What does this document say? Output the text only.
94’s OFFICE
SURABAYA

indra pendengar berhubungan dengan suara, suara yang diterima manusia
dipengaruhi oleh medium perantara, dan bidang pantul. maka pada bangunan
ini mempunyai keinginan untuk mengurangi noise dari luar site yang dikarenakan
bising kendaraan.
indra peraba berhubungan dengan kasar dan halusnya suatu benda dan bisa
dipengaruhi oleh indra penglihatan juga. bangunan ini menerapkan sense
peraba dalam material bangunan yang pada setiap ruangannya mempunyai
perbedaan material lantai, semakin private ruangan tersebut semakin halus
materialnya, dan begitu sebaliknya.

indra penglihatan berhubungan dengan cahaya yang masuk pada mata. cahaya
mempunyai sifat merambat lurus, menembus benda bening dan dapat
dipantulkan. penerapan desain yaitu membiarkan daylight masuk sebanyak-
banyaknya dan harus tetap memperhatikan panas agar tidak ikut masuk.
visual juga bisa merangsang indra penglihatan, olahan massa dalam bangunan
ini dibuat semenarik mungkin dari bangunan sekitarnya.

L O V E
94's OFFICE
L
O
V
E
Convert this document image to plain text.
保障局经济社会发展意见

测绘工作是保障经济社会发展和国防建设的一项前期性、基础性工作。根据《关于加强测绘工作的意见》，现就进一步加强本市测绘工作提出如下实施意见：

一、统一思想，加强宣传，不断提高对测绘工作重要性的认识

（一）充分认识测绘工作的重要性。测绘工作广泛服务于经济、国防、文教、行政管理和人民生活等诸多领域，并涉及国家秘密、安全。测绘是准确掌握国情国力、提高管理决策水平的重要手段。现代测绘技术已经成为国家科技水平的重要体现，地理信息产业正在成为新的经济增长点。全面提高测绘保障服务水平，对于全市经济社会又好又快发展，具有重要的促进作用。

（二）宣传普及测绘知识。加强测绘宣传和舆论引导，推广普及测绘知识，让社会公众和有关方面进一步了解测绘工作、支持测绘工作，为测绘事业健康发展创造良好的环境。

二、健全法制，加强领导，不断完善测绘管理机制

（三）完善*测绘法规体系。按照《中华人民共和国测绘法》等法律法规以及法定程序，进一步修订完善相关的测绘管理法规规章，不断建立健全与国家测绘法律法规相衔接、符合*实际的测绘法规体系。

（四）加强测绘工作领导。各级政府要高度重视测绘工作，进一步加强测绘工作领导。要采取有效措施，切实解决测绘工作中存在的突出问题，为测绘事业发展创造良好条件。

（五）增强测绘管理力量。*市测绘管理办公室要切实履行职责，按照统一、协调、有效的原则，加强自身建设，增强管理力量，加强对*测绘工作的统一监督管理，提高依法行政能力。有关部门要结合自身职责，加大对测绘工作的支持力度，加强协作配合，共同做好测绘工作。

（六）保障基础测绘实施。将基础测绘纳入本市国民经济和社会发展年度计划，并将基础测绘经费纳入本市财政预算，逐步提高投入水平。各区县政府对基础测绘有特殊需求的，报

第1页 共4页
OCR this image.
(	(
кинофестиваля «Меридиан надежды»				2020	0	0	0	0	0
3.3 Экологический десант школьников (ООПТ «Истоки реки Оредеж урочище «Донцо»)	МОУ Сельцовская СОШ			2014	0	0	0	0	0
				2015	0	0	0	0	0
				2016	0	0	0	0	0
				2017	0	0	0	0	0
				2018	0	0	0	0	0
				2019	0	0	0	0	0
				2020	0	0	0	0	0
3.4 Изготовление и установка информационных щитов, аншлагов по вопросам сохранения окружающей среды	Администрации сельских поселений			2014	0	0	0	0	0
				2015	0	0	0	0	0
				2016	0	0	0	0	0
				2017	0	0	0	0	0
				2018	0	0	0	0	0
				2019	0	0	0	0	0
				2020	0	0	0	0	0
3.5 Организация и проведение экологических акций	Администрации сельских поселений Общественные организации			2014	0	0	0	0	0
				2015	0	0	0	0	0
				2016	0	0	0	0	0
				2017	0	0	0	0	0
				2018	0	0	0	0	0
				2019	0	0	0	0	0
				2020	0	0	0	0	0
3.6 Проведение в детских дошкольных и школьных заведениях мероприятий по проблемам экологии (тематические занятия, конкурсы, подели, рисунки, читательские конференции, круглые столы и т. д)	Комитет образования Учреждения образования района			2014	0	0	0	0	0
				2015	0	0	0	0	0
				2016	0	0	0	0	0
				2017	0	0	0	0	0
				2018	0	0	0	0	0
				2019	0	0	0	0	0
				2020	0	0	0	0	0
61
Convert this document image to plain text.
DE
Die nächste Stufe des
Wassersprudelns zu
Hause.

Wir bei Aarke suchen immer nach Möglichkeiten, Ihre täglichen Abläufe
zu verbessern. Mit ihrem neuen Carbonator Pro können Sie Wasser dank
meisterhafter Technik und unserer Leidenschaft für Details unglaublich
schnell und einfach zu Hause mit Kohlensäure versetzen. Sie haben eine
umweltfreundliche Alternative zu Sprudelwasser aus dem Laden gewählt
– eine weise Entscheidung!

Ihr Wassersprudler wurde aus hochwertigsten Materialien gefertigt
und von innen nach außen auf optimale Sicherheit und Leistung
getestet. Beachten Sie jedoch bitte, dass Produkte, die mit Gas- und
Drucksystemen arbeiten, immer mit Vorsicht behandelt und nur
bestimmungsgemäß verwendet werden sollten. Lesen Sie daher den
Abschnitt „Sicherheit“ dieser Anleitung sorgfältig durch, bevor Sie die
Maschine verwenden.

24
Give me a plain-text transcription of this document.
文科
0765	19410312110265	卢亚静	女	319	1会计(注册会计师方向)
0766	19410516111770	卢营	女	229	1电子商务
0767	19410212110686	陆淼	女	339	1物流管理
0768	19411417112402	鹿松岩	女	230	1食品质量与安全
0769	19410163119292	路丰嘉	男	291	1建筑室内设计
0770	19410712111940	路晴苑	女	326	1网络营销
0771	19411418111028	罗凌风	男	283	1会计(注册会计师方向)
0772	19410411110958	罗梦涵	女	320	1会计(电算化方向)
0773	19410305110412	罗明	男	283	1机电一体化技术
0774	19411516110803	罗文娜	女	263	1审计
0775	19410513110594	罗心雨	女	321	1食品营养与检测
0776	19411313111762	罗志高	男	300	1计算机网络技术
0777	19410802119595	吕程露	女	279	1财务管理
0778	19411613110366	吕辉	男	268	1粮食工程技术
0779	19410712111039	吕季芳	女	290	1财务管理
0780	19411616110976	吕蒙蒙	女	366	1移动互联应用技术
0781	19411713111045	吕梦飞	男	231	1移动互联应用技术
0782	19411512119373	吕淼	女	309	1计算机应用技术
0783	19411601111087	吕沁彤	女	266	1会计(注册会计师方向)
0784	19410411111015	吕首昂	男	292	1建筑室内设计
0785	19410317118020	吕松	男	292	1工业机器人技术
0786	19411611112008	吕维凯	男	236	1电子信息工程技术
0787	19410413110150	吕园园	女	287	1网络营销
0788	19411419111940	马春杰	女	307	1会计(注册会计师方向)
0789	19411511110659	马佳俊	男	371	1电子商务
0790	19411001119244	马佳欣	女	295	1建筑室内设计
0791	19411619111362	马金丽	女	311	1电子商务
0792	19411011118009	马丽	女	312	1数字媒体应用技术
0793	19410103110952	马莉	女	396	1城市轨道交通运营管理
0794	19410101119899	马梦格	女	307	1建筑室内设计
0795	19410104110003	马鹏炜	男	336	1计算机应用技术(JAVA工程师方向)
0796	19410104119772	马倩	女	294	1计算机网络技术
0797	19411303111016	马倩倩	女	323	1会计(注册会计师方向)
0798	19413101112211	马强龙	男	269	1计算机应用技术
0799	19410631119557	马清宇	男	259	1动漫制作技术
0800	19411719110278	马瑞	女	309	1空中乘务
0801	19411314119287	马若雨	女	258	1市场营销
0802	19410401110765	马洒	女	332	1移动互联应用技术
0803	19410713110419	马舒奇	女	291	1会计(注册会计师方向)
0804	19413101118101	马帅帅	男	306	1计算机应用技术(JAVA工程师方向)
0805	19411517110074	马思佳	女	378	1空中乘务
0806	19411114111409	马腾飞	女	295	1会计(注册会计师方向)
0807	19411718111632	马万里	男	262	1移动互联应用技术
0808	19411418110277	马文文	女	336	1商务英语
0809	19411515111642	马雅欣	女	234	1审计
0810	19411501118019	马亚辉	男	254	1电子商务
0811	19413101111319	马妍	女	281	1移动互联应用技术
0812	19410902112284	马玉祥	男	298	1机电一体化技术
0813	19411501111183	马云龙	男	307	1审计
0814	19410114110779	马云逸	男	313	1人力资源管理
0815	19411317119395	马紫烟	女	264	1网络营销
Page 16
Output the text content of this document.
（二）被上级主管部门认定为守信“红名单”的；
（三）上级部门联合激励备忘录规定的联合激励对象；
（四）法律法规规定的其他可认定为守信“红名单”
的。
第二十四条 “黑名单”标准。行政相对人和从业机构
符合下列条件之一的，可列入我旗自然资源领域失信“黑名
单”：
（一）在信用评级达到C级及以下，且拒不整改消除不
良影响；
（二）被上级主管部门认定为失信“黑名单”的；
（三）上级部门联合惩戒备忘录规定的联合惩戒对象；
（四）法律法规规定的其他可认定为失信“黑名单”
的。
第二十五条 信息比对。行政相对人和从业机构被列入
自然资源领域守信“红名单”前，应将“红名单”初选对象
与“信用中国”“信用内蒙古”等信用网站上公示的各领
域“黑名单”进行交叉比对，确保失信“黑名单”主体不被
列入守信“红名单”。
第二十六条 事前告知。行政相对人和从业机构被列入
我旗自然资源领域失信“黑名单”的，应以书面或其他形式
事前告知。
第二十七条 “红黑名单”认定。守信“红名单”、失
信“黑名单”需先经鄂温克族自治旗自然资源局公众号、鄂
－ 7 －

------

# [Set exercise]
Select all lines with the word "document" from the entries above.

# [Complete response]
What does this document say? Output the text only.
Convert this document image to plain text.
Convert this document image to plain text.
Give me a plain-text transcription of this document.
Output the text content of this document.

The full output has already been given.